18 Gennaio 2024 - 8.58

La Sec ammette i Bitcoin alla Champions League della Finanza

Qualcuno forse immaginava che potessero generare una bolla, come avvenne con i bulbi dei tulipani nel 1637, che fu la prima grande crisi innescata dall’utilizzo di strumenti finanziari con finalità  speculative.

Altri, fra cui io stesso, pensavano si trattasse di un asset destinato a rimanere relegato nell’ambito della “finanza grigia”, per usare un eufemismo, diventando di fatto la moneta di scambio della grande criminalità internazionale (mafia, n’drangheta, narcos, mercanti di armi ecc.)

Non è andata esattamente così, e anche se, nonostante i suoi oltre 15 anni di storia, questa criptovaluta non sia stato ancora completamente testata dagli investitori, non generi rendimenti (interessi, dividendi), ed il suo prezzo sia determinato solo da domanda e offerta, non c’è dubbio  che Bitcoin abbia in un certo qual senso rivoluzionato la finanza, mostrando la possibilità di creare una moneta digitale non emessa da una Banca Centrale, e  che per circolare non ha bisogno delle Banche e dei tradizionali Sistemi di pagamento.
....................
**ESERCIZI:**
1: Rispondi a queste domande sull'articolo sul Bitcoin:
(a) In che anno avvenne la crisi dei bulbi dei tulipani?
(b) Quanti anni di storia ha questa criptovaluta?
(c) Da che cosa è determinato il suo prezzo?
2: Ricopia dall'articolo sul Bitcoin, senza alcuna modifica, il brano che si apre con le parole "Non è andata" e si chiude con "Sistemi di pagamento.".
Per svolgere gli esercizi i record non servono.
....................
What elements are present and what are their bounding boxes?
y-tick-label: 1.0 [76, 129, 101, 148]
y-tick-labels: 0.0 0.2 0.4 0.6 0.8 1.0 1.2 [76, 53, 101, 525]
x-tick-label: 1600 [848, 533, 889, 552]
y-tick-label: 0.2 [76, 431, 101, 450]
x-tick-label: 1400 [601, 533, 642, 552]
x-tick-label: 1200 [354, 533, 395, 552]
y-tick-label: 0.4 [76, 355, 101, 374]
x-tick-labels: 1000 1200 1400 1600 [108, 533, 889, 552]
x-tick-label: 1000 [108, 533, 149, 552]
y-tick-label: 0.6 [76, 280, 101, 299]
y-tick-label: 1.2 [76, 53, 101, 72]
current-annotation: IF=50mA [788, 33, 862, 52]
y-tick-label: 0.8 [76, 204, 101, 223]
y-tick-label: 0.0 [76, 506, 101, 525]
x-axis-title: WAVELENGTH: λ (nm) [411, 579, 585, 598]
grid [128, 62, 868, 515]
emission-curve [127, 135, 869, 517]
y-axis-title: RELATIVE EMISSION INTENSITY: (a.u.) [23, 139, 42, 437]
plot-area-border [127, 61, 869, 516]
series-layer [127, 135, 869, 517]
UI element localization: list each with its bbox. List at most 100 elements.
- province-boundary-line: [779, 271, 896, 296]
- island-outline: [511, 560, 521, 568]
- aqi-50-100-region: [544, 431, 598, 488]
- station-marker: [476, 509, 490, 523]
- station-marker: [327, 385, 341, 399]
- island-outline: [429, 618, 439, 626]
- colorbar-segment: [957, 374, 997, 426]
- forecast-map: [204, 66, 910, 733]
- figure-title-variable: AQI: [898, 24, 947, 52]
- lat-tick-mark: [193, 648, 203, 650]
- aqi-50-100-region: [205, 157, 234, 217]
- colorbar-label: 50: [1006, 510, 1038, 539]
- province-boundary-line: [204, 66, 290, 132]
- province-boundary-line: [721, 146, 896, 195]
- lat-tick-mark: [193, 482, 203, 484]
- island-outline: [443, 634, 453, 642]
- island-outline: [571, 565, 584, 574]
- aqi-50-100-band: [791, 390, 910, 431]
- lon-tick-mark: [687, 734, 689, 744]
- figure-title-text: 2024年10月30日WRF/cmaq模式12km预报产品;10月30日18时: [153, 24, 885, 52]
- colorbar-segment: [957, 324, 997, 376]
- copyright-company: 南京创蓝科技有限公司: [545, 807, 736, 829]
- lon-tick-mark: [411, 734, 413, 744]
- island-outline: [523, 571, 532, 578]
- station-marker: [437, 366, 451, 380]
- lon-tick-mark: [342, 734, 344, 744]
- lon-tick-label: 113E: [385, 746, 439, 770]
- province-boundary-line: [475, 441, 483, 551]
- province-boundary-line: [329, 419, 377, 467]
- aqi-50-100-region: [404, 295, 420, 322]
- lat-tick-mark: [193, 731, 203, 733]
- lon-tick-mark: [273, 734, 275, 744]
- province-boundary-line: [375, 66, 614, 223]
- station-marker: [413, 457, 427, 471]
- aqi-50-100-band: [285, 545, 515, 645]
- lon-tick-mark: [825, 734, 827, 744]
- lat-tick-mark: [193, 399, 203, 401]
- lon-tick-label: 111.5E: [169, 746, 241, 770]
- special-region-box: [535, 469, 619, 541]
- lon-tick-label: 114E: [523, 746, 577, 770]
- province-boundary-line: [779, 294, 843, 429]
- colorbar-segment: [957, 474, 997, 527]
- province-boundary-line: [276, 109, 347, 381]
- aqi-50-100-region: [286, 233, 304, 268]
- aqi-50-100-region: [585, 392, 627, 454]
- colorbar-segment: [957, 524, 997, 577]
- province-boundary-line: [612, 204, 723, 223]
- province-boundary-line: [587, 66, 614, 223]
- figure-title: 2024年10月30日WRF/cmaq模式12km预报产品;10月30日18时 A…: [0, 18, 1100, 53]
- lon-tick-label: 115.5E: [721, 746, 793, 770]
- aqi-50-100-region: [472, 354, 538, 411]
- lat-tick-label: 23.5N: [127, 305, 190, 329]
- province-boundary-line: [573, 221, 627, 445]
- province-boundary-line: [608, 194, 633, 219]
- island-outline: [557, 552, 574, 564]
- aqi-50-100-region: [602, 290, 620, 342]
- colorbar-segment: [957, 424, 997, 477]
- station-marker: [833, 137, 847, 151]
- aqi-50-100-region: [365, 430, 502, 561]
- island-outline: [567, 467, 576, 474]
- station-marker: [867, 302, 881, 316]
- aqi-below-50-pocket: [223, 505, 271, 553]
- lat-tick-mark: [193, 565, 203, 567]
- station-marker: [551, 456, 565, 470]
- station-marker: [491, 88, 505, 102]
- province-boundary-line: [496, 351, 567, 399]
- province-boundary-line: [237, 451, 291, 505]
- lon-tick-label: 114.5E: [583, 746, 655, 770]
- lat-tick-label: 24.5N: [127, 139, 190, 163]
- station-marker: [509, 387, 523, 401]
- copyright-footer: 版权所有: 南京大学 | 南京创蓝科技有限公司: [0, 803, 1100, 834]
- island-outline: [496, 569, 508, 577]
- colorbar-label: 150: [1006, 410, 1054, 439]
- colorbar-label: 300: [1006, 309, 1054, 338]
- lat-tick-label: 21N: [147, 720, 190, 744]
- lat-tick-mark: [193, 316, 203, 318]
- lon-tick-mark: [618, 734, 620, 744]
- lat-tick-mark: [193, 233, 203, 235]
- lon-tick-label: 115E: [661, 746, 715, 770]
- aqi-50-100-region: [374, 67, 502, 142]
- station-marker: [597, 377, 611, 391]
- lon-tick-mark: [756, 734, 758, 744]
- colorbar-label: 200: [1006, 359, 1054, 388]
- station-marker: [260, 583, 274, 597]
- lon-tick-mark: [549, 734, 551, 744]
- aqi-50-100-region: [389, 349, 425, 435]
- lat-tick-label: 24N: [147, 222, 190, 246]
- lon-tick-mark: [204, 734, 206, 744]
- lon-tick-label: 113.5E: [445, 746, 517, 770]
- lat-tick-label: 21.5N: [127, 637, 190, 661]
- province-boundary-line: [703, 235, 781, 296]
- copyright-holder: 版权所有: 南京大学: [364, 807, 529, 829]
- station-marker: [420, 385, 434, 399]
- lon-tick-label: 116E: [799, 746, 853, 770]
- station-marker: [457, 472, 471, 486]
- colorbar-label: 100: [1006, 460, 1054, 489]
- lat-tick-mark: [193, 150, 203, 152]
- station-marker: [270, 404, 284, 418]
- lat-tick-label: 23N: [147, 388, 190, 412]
....................
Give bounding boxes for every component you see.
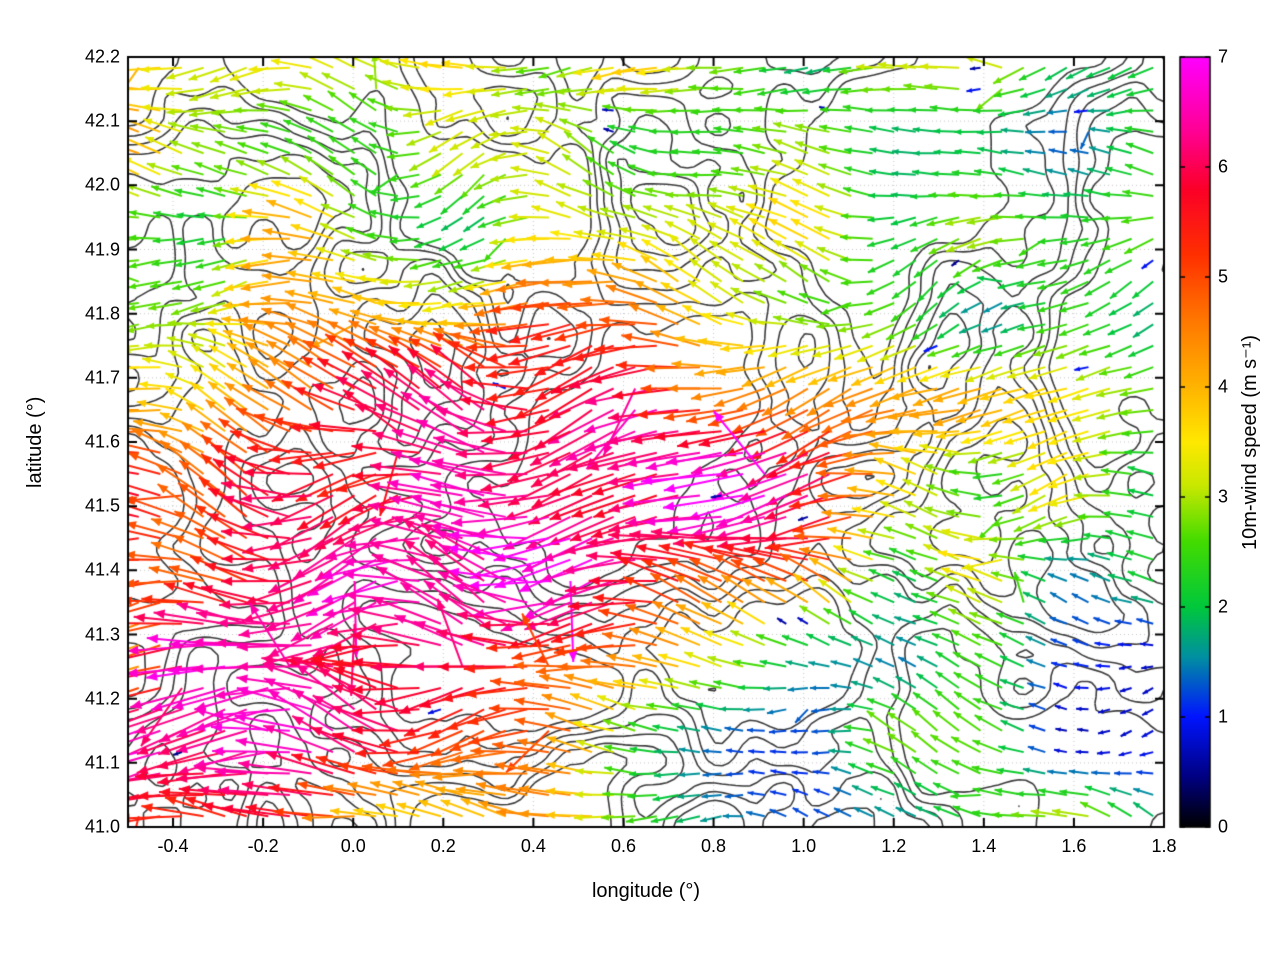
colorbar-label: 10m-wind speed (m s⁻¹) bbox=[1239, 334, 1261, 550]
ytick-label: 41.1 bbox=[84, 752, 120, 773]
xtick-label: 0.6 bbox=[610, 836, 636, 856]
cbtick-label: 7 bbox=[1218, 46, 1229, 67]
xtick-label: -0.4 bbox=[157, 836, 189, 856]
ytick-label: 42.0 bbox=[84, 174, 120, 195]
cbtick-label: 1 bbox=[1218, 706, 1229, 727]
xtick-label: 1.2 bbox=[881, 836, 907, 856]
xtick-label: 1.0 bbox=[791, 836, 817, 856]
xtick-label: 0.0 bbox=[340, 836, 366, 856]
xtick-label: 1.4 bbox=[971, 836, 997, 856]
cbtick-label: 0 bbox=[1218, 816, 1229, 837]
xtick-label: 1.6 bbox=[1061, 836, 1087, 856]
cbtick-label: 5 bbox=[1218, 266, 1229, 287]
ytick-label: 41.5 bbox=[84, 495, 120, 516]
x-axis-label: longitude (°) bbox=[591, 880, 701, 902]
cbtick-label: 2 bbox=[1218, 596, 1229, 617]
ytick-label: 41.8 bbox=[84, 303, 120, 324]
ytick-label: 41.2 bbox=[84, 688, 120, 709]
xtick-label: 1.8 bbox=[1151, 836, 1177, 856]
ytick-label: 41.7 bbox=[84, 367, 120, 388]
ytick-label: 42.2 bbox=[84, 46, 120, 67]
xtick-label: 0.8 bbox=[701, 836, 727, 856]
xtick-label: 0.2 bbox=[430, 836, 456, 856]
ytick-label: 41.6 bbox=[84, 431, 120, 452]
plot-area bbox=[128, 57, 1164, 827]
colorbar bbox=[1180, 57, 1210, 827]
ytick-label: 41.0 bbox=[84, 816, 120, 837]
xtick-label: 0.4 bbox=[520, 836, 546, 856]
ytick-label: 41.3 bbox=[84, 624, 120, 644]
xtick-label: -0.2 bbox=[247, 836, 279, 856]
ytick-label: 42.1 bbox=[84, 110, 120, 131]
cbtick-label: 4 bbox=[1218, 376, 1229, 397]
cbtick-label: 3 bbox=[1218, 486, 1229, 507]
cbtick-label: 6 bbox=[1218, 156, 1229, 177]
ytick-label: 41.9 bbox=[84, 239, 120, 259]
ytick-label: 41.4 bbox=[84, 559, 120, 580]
....................
**RISPOSTE:**
1:
(a) Nel 1637.
(b) Oltre 15 anni.
(c) Solo da domanda e offerta.

2:
Non è andata esattamente così, e anche se, nonostante i suoi oltre 15 anni di storia, questa criptovaluta non sia stato ancora completamente testata dagli investitori, non generi rendimenti (interessi, dividendi), ed il suo prezzo sia determinato solo da domanda e offerta, non c’è dubbio  che Bitcoin abbia in un certo qual senso rivoluzionato la finanza, mostrando la possibilità di creare una moneta digitale non emessa da una Banca Centrale, e  che per circolare non ha bisogno delle Banche e dei tradizionali Sistemi di pagamento.